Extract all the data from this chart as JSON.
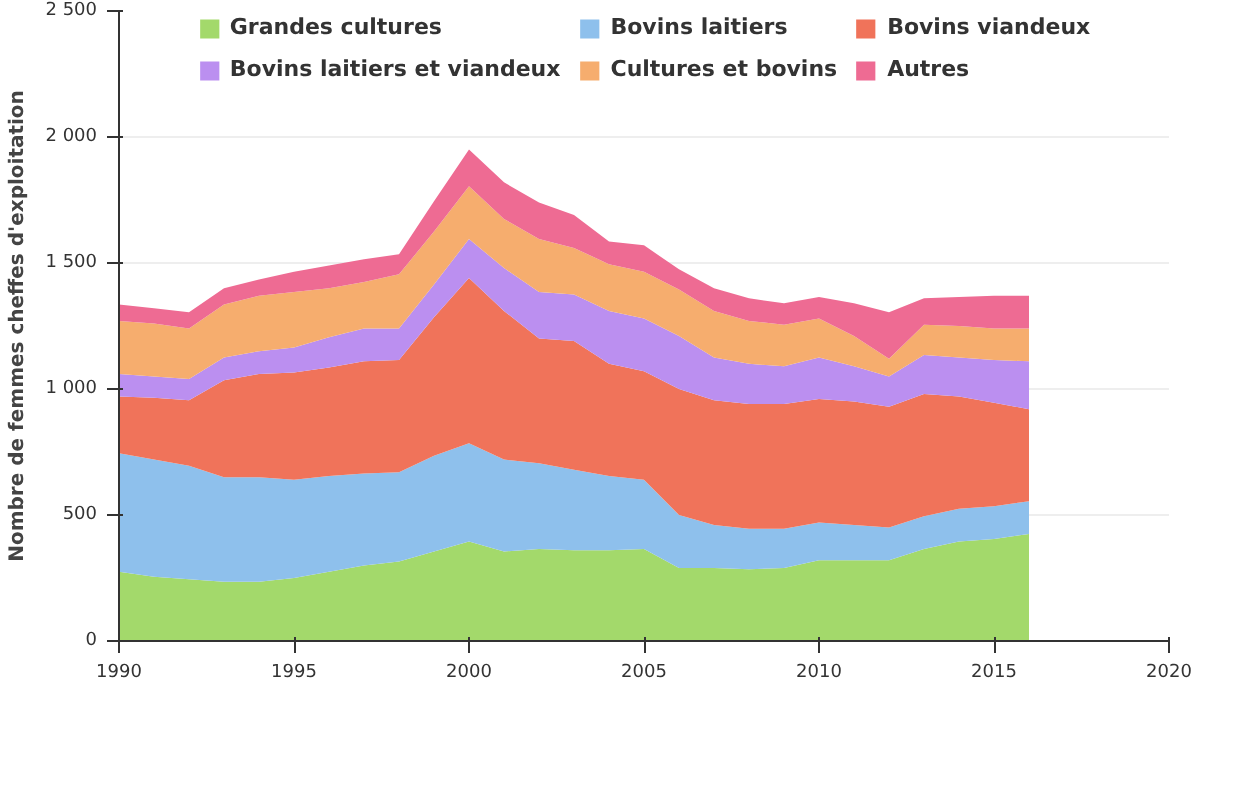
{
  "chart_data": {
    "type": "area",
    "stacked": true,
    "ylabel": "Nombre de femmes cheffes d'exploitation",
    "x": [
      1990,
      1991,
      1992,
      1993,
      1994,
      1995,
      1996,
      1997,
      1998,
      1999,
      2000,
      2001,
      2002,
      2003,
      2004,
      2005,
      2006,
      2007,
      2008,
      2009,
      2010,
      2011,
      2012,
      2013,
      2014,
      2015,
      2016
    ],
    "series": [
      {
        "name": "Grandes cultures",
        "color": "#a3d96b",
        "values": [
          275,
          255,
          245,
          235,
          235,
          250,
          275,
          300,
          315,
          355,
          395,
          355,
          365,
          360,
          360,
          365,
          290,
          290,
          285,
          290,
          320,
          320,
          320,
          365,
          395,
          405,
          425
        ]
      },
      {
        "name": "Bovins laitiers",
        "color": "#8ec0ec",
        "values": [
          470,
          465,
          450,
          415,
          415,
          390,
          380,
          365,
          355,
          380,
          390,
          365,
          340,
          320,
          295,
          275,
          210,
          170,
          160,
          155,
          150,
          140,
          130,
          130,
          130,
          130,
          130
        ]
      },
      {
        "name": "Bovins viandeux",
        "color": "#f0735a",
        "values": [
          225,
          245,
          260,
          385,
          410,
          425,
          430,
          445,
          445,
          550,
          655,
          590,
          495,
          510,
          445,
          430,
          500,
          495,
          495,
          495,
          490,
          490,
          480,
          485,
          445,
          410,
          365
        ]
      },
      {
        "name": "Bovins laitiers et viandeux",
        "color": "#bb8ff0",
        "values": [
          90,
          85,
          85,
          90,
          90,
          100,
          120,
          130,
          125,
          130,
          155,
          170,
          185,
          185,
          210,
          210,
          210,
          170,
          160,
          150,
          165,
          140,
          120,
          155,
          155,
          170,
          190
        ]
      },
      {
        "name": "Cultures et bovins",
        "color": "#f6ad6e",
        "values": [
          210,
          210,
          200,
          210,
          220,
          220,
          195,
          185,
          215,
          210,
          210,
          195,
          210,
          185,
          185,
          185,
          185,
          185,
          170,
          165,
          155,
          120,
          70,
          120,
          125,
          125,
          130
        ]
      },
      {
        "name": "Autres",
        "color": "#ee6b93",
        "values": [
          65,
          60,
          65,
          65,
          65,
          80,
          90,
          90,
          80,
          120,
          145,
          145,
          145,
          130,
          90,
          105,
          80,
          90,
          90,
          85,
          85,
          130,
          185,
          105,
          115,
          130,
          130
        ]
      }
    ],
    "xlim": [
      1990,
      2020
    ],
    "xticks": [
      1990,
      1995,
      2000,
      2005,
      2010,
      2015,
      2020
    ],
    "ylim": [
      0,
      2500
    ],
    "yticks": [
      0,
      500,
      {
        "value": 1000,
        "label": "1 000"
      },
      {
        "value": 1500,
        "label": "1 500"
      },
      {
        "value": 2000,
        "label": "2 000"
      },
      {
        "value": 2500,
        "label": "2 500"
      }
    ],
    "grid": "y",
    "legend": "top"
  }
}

※ ※ ※

## DO THIS
What comes back should match the records exactly, minus any pictures.

## SOLUTION TO THIS TASK
Extract all the data from this chart as JSON.
{
  "chart_data": {
    "type": "area",
    "stacked": true,
    "ylabel": "Nombre de femmes cheffes d'exploitation",
    "x": [
      1990,
      1991,
      1992,
      1993,
      1994,
      1995,
      1996,
      1997,
      1998,
      1999,
      2000,
      2001,
      2002,
      2003,
      2004,
      2005,
      2006,
      2007,
      2008,
      2009,
      2010,
      2011,
      2012,
      2013,
      2014,
      2015,
      2016
    ],
    "series": [
      {
        "name": "Grandes cultures",
        "color": "#a3d96b",
        "values": [
          275,
          255,
          245,
          235,
          235,
          250,
          275,
          300,
          315,
          355,
          395,
          355,
          365,
          360,
          360,
          365,
          290,
          290,
          285,
          290,
          320,
          320,
          320,
          365,
          395,
          405,
          425
        ]
      },
      {
        "name": "Bovins laitiers",
        "color": "#8ec0ec",
        "values": [
          470,
          465,
          450,
          415,
          415,
          390,
          380,
          365,
          355,
          380,
          390,
          365,
          340,
          320,
          295,
          275,
          210,
          170,
          160,
          155,
          150,
          140,
          130,
          130,
          130,
          130,
          130
        ]
      },
      {
        "name": "Bovins viandeux",
        "color": "#f0735a",
        "values": [
          225,
          245,
          260,
          385,
          410,
          425,
          430,
          445,
          445,
          550,
          655,
          590,
          495,
          510,
          445,
          430,
          500,
          495,
          495,
          495,
          490,
          490,
          480,
          485,
          445,
          410,
          365
        ]
      },
      {
        "name": "Bovins laitiers et viandeux",
        "color": "#bb8ff0",
        "values": [
          90,
          85,
          85,
          90,
          90,
          100,
          120,
          130,
          125,
          130,
          155,
          170,
          185,
          185,
          210,
          210,
          210,
          170,
          160,
          150,
          165,
          140,
          120,
          155,
          155,
          170,
          190
        ]
      },
      {
        "name": "Cultures et bovins",
        "color": "#f6ad6e",
        "values": [
          210,
          210,
          200,
          210,
          220,
          220,
          195,
          185,
          215,
          210,
          210,
          195,
          210,
          185,
          185,
          185,
          185,
          185,
          170,
          165,
          155,
          120,
          70,
          120,
          125,
          125,
          130
        ]
      },
      {
        "name": "Autres",
        "color": "#ee6b93",
        "values": [
          65,
          60,
          65,
          65,
          65,
          80,
          90,
          90,
          80,
          120,
          145,
          145,
          145,
          130,
          90,
          105,
          80,
          90,
          90,
          85,
          85,
          130,
          185,
          105,
          115,
          130,
          130
        ]
      }
    ],
    "xlim": [
      1990,
      2020
    ],
    "xticks": [
      1990,
      1995,
      2000,
      2005,
      2010,
      2015,
      2020
    ],
    "ylim": [
      0,
      2500
    ],
    "yticks": [
      0,
      500,
      {
        "value": 1000,
        "label": "1 000"
      },
      {
        "value": 1500,
        "label": "1 500"
      },
      {
        "value": 2000,
        "label": "2 000"
      },
      {
        "value": 2500,
        "label": "2 500"
      }
    ],
    "grid": "y",
    "legend": "top"
  }
}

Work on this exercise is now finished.